>>>

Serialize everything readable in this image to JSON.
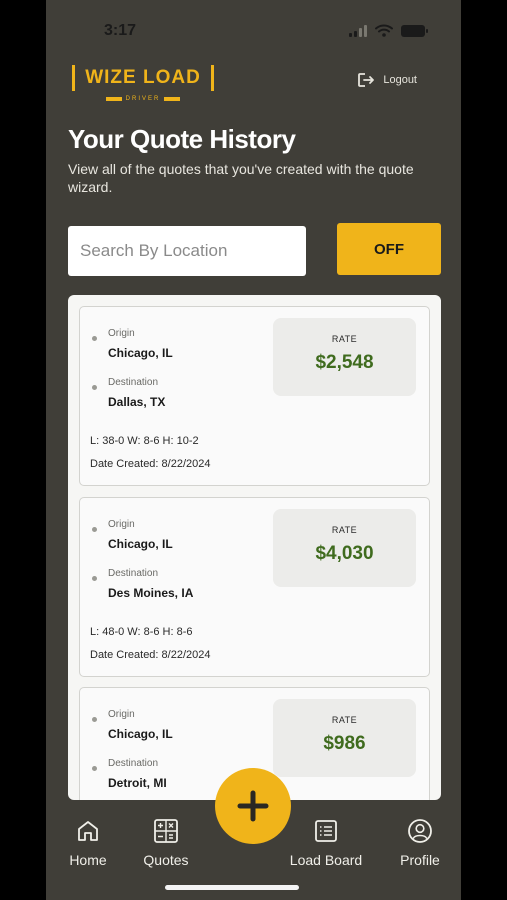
{
  "status_bar": {
    "time": "3:17"
  },
  "header": {
    "logo_text": "WIZE LOAD",
    "logo_sub": "DRIVER",
    "logout_label": "Logout"
  },
  "page": {
    "title": "Your Quote History",
    "description": "View all of the quotes that you've created with the quote wizard."
  },
  "search": {
    "placeholder": "Search By Location",
    "value": ""
  },
  "toggle": {
    "label": "OFF"
  },
  "quote_labels": {
    "origin": "Origin",
    "destination": "Destination",
    "rate": "RATE"
  },
  "quotes": [
    {
      "origin": "Chicago, IL",
      "destination": "Dallas, TX",
      "dims": "L: 38-0 W: 8-6 H: 10-2",
      "date": "Date Created: 8/22/2024",
      "rate": "$2,548"
    },
    {
      "origin": "Chicago, IL",
      "destination": "Des Moines, IA",
      "dims": "L: 48-0 W: 8-6 H: 8-6",
      "date": "Date Created: 8/22/2024",
      "rate": "$4,030"
    },
    {
      "origin": "Chicago, IL",
      "destination": "Detroit, MI",
      "dims": "",
      "date": "",
      "rate": "$986"
    }
  ],
  "nav": {
    "home": "Home",
    "quotes": "Quotes",
    "load_board": "Load Board",
    "profile": "Profile"
  },
  "colors": {
    "brand_yellow": "#f0b41a",
    "background": "#403e38",
    "rate_green": "#3f6b1e"
  },
  "icons": [
    "wifi-icon",
    "battery-icon",
    "logout-icon",
    "home-icon",
    "calculator-icon",
    "plus-icon",
    "list-icon",
    "profile-icon"
  ]
}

<<<

:: WHAT TO WORK ON ::
Repeat the records above exactly, leaving out the pictures.

:: SOLUTION ::
Serialize everything readable in this image to JSON.
{
  "status_bar": {
    "time": "3:17"
  },
  "header": {
    "logo_text": "WIZE LOAD",
    "logo_sub": "DRIVER",
    "logout_label": "Logout"
  },
  "page": {
    "title": "Your Quote History",
    "description": "View all of the quotes that you've created with the quote wizard."
  },
  "search": {
    "placeholder": "Search By Location",
    "value": ""
  },
  "toggle": {
    "label": "OFF"
  },
  "quote_labels": {
    "origin": "Origin",
    "destination": "Destination",
    "rate": "RATE"
  },
  "quotes": [
    {
      "origin": "Chicago, IL",
      "destination": "Dallas, TX",
      "dims": "L: 38-0 W: 8-6 H: 10-2",
      "date": "Date Created: 8/22/2024",
      "rate": "$2,548"
    },
    {
      "origin": "Chicago, IL",
      "destination": "Des Moines, IA",
      "dims": "L: 48-0 W: 8-6 H: 8-6",
      "date": "Date Created: 8/22/2024",
      "rate": "$4,030"
    },
    {
      "origin": "Chicago, IL",
      "destination": "Detroit, MI",
      "dims": "",
      "date": "",
      "rate": "$986"
    }
  ],
  "nav": {
    "home": "Home",
    "quotes": "Quotes",
    "load_board": "Load Board",
    "profile": "Profile"
  },
  "colors": {
    "brand_yellow": "#f0b41a",
    "background": "#403e38",
    "rate_green": "#3f6b1e"
  },
  "icons": [
    "wifi-icon",
    "battery-icon",
    "logout-icon",
    "home-icon",
    "calculator-icon",
    "plus-icon",
    "list-icon",
    "profile-icon"
  ]
}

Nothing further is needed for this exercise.